What you should do: Quote all entries exactly, leaving pictures aside.
··· Data ···
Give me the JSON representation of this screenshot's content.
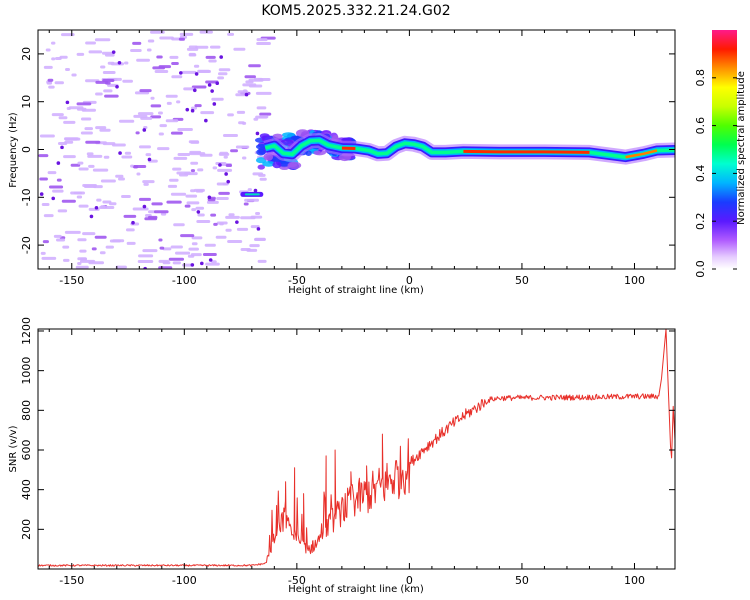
{
  "figure": {
    "title": "KOM5.2025.332.21.24.G02"
  },
  "chart_data": [
    {
      "type": "heatmap",
      "name": "spectrogram",
      "xlabel": "Height of straight line (km)",
      "ylabel": "Frequency (Hz)",
      "xlim": [
        -165,
        118
      ],
      "ylim": [
        -25,
        25
      ],
      "xticks": [
        -150,
        -100,
        -50,
        0,
        50,
        100
      ],
      "yticks": [
        -20,
        -10,
        0,
        10,
        20
      ],
      "colorbar": {
        "label": "Normalized spectral amplitude",
        "range": [
          0,
          1
        ],
        "ticks": [
          "0.0",
          "0.2",
          "0.4",
          "0.6",
          "0.8"
        ]
      },
      "ridge": [
        [
          -64,
          0.3
        ],
        [
          -60,
          0.8
        ],
        [
          -56,
          -0.8
        ],
        [
          -52,
          -1.0
        ],
        [
          -48,
          0.8
        ],
        [
          -44,
          1.8
        ],
        [
          -40,
          1.9
        ],
        [
          -36,
          0.9
        ],
        [
          -30,
          0.3
        ],
        [
          -24,
          0.2
        ],
        [
          -18,
          -0.2
        ],
        [
          -14,
          -0.9
        ],
        [
          -10,
          -0.8
        ],
        [
          -6,
          0.6
        ],
        [
          -2,
          1.3
        ],
        [
          2,
          1.1
        ],
        [
          6,
          0.6
        ],
        [
          10,
          -0.6
        ],
        [
          16,
          -0.6
        ],
        [
          24,
          -0.4
        ],
        [
          40,
          -0.5
        ],
        [
          60,
          -0.5
        ],
        [
          80,
          -0.6
        ],
        [
          96,
          -1.6
        ],
        [
          104,
          -0.9
        ],
        [
          110,
          -0.2
        ],
        [
          118,
          -0.1
        ]
      ],
      "spur": {
        "x": [
          -74,
          -66
        ],
        "freq": -9.4
      }
    },
    {
      "type": "line",
      "name": "snr",
      "xlabel": "Height of straight line (km)",
      "ylabel": "SNR (v/v)",
      "xlim": [
        -165,
        118
      ],
      "ylim": [
        0,
        1210
      ],
      "xticks": [
        -150,
        -100,
        -50,
        0,
        50,
        100
      ],
      "yticks": [
        200,
        400,
        600,
        800,
        1000,
        1200
      ],
      "color": "#e8302a",
      "profile": [
        [
          -165,
          18
        ],
        [
          -70,
          18
        ],
        [
          -64,
          28
        ],
        [
          -60,
          150
        ],
        [
          -56,
          250
        ],
        [
          -52,
          180
        ],
        [
          -48,
          120
        ],
        [
          -44,
          100
        ],
        [
          -40,
          150
        ],
        [
          -36,
          220
        ],
        [
          -30,
          300
        ],
        [
          -24,
          350
        ],
        [
          -18,
          380
        ],
        [
          -12,
          420
        ],
        [
          -6,
          470
        ],
        [
          0,
          530
        ],
        [
          6,
          600
        ],
        [
          12,
          660
        ],
        [
          18,
          720
        ],
        [
          24,
          770
        ],
        [
          28,
          800
        ],
        [
          32,
          830
        ],
        [
          36,
          855
        ],
        [
          40,
          862
        ],
        [
          60,
          864
        ],
        [
          80,
          866
        ],
        [
          100,
          870
        ],
        [
          110,
          870
        ]
      ],
      "spikes": [
        [
          -59,
          320
        ],
        [
          -55,
          440
        ],
        [
          -51,
          510
        ],
        [
          -47,
          380
        ],
        [
          -43,
          140
        ],
        [
          -37,
          570
        ],
        [
          -33,
          600
        ],
        [
          -26,
          490
        ],
        [
          -19,
          520
        ],
        [
          -12,
          680
        ],
        [
          112,
          960
        ],
        [
          114,
          1210
        ],
        [
          116,
          620
        ]
      ]
    }
  ]
}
···
Written solution:
Give me the JSON representation of this screenshot's content.
{
  "figure": {
    "title": "KOM5.2025.332.21.24.G02"
  },
  "chart_data": [
    {
      "type": "heatmap",
      "name": "spectrogram",
      "xlabel": "Height of straight line (km)",
      "ylabel": "Frequency (Hz)",
      "xlim": [
        -165,
        118
      ],
      "ylim": [
        -25,
        25
      ],
      "xticks": [
        -150,
        -100,
        -50,
        0,
        50,
        100
      ],
      "yticks": [
        -20,
        -10,
        0,
        10,
        20
      ],
      "colorbar": {
        "label": "Normalized spectral amplitude",
        "range": [
          0,
          1
        ],
        "ticks": [
          "0.0",
          "0.2",
          "0.4",
          "0.6",
          "0.8"
        ]
      },
      "ridge": [
        [
          -64,
          0.3
        ],
        [
          -60,
          0.8
        ],
        [
          -56,
          -0.8
        ],
        [
          -52,
          -1.0
        ],
        [
          -48,
          0.8
        ],
        [
          -44,
          1.8
        ],
        [
          -40,
          1.9
        ],
        [
          -36,
          0.9
        ],
        [
          -30,
          0.3
        ],
        [
          -24,
          0.2
        ],
        [
          -18,
          -0.2
        ],
        [
          -14,
          -0.9
        ],
        [
          -10,
          -0.8
        ],
        [
          -6,
          0.6
        ],
        [
          -2,
          1.3
        ],
        [
          2,
          1.1
        ],
        [
          6,
          0.6
        ],
        [
          10,
          -0.6
        ],
        [
          16,
          -0.6
        ],
        [
          24,
          -0.4
        ],
        [
          40,
          -0.5
        ],
        [
          60,
          -0.5
        ],
        [
          80,
          -0.6
        ],
        [
          96,
          -1.6
        ],
        [
          104,
          -0.9
        ],
        [
          110,
          -0.2
        ],
        [
          118,
          -0.1
        ]
      ],
      "spur": {
        "x": [
          -74,
          -66
        ],
        "freq": -9.4
      }
    },
    {
      "type": "line",
      "name": "snr",
      "xlabel": "Height of straight line (km)",
      "ylabel": "SNR (v/v)",
      "xlim": [
        -165,
        118
      ],
      "ylim": [
        0,
        1210
      ],
      "xticks": [
        -150,
        -100,
        -50,
        0,
        50,
        100
      ],
      "yticks": [
        200,
        400,
        600,
        800,
        1000,
        1200
      ],
      "color": "#e8302a",
      "profile": [
        [
          -165,
          18
        ],
        [
          -70,
          18
        ],
        [
          -64,
          28
        ],
        [
          -60,
          150
        ],
        [
          -56,
          250
        ],
        [
          -52,
          180
        ],
        [
          -48,
          120
        ],
        [
          -44,
          100
        ],
        [
          -40,
          150
        ],
        [
          -36,
          220
        ],
        [
          -30,
          300
        ],
        [
          -24,
          350
        ],
        [
          -18,
          380
        ],
        [
          -12,
          420
        ],
        [
          -6,
          470
        ],
        [
          0,
          530
        ],
        [
          6,
          600
        ],
        [
          12,
          660
        ],
        [
          18,
          720
        ],
        [
          24,
          770
        ],
        [
          28,
          800
        ],
        [
          32,
          830
        ],
        [
          36,
          855
        ],
        [
          40,
          862
        ],
        [
          60,
          864
        ],
        [
          80,
          866
        ],
        [
          100,
          870
        ],
        [
          110,
          870
        ]
      ],
      "spikes": [
        [
          -59,
          320
        ],
        [
          -55,
          440
        ],
        [
          -51,
          510
        ],
        [
          -47,
          380
        ],
        [
          -43,
          140
        ],
        [
          -37,
          570
        ],
        [
          -33,
          600
        ],
        [
          -26,
          490
        ],
        [
          -19,
          520
        ],
        [
          -12,
          680
        ],
        [
          112,
          960
        ],
        [
          114,
          1210
        ],
        [
          116,
          620
        ]
      ]
    }
  ]
}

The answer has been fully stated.